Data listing
========

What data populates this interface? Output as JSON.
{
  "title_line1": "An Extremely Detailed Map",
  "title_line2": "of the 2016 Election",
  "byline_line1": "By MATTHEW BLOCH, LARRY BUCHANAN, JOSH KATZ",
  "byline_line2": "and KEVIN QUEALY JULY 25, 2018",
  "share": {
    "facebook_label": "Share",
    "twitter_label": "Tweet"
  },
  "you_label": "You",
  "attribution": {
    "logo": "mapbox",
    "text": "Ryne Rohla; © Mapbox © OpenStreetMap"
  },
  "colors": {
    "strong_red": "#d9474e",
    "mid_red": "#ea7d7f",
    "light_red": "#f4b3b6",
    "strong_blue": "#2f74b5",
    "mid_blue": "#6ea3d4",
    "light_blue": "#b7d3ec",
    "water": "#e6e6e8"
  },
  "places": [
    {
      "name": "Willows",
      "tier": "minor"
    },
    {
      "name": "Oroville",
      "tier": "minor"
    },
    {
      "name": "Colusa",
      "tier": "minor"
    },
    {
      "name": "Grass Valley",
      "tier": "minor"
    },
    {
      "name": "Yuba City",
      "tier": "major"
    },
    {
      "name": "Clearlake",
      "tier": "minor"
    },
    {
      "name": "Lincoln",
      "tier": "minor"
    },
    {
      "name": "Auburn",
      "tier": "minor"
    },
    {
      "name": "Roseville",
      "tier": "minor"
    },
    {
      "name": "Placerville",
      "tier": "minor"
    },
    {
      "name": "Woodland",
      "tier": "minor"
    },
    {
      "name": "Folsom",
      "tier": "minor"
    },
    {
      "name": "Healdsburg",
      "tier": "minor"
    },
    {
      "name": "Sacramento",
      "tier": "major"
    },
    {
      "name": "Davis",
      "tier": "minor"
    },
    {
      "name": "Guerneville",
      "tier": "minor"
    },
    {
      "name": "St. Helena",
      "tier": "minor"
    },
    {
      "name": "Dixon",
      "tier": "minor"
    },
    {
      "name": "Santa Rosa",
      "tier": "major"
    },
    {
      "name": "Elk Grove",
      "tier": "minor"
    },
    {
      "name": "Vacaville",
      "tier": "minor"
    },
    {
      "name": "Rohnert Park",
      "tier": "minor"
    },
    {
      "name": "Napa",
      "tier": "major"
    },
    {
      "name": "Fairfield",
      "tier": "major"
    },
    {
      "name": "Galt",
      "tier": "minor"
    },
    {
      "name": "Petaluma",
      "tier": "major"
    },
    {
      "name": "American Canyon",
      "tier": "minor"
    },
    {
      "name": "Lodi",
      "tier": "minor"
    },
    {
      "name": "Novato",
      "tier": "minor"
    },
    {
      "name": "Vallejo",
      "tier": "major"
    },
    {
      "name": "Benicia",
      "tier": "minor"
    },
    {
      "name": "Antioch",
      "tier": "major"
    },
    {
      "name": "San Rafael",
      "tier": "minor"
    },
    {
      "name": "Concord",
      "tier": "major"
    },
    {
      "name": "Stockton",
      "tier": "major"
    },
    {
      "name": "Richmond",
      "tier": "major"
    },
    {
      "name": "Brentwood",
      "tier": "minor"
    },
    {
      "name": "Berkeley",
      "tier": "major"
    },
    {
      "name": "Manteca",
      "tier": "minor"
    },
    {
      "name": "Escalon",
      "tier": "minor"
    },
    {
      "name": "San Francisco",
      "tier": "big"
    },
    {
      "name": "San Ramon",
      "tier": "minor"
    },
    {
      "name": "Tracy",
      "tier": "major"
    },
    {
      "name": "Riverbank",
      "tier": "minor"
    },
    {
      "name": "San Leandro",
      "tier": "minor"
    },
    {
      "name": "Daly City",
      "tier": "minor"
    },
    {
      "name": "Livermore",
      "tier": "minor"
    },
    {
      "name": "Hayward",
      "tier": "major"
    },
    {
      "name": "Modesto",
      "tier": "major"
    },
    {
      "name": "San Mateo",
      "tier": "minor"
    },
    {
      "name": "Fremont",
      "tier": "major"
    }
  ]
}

========

PROBLEM.
Extract each line of the listing above, copying it word for word.

EXERCISE ANSWER.
What data populates this interface? Output as JSON.
{
  "title_line1": "An Extremely Detailed Map",
  "title_line2": "of the 2016 Election",
  "byline_line1": "By MATTHEW BLOCH, LARRY BUCHANAN, JOSH KATZ",
  "byline_line2": "and KEVIN QUEALY JULY 25, 2018",
  "share": {
    "facebook_label": "Share",
    "twitter_label": "Tweet"
  },
  "you_label": "You",
  "attribution": {
    "logo": "mapbox",
    "text": "Ryne Rohla; © Mapbox © OpenStreetMap"
  },
  "colors": {
    "strong_red": "#d9474e",
    "mid_red": "#ea7d7f",
    "light_red": "#f4b3b6",
    "strong_blue": "#2f74b5",
    "mid_blue": "#6ea3d4",
    "light_blue": "#b7d3ec",
    "water": "#e6e6e8"
  },
  "places": [
    {
      "name": "Willows",
      "tier": "minor"
    },
    {
      "name": "Oroville",
      "tier": "minor"
    },
    {
      "name": "Colusa",
      "tier": "minor"
    },
    {
      "name": "Grass Valley",
      "tier": "minor"
    },
    {
      "name": "Yuba City",
      "tier": "major"
    },
    {
      "name": "Clearlake",
      "tier": "minor"
    },
    {
      "name": "Lincoln",
      "tier": "minor"
    },
    {
      "name": "Auburn",
      "tier": "minor"
    },
    {
      "name": "Roseville",
      "tier": "minor"
    },
    {
      "name": "Placerville",
      "tier": "minor"
    },
    {
      "name": "Woodland",
      "tier": "minor"
    },
    {
      "name": "Folsom",
      "tier": "minor"
    },
    {
      "name": "Healdsburg",
      "tier": "minor"
    },
    {
      "name": "Sacramento",
      "tier": "major"
    },
    {
      "name": "Davis",
      "tier": "minor"
    },
    {
      "name": "Guerneville",
      "tier": "minor"
    },
    {
      "name": "St. Helena",
      "tier": "minor"
    },
    {
      "name": "Dixon",
      "tier": "minor"
    },
    {
      "name": "Santa Rosa",
      "tier": "major"
    },
    {
      "name": "Elk Grove",
      "tier": "minor"
    },
    {
      "name": "Vacaville",
      "tier": "minor"
    },
    {
      "name": "Rohnert Park",
      "tier": "minor"
    },
    {
      "name": "Napa",
      "tier": "major"
    },
    {
      "name": "Fairfield",
      "tier": "major"
    },
    {
      "name": "Galt",
      "tier": "minor"
    },
    {
      "name": "Petaluma",
      "tier": "major"
    },
    {
      "name": "American Canyon",
      "tier": "minor"
    },
    {
      "name": "Lodi",
      "tier": "minor"
    },
    {
      "name": "Novato",
      "tier": "minor"
    },
    {
      "name": "Vallejo",
      "tier": "major"
    },
    {
      "name": "Benicia",
      "tier": "minor"
    },
    {
      "name": "Antioch",
      "tier": "major"
    },
    {
      "name": "San Rafael",
      "tier": "minor"
    },
    {
      "name": "Concord",
      "tier": "major"
    },
    {
      "name": "Stockton",
      "tier": "major"
    },
    {
      "name": "Richmond",
      "tier": "major"
    },
    {
      "name": "Brentwood",
      "tier": "minor"
    },
    {
      "name": "Berkeley",
      "tier": "major"
    },
    {
      "name": "Manteca",
      "tier": "minor"
    },
    {
      "name": "Escalon",
      "tier": "minor"
    },
    {
      "name": "San Francisco",
      "tier": "big"
    },
    {
      "name": "San Ramon",
      "tier": "minor"
    },
    {
      "name": "Tracy",
      "tier": "major"
    },
    {
      "name": "Riverbank",
      "tier": "minor"
    },
    {
      "name": "San Leandro",
      "tier": "minor"
    },
    {
      "name": "Daly City",
      "tier": "minor"
    },
    {
      "name": "Livermore",
      "tier": "minor"
    },
    {
      "name": "Hayward",
      "tier": "major"
    },
    {
      "name": "Modesto",
      "tier": "major"
    },
    {
      "name": "San Mateo",
      "tier": "minor"
    },
    {
      "name": "Fremont",
      "tier": "major"
    }
  ]
}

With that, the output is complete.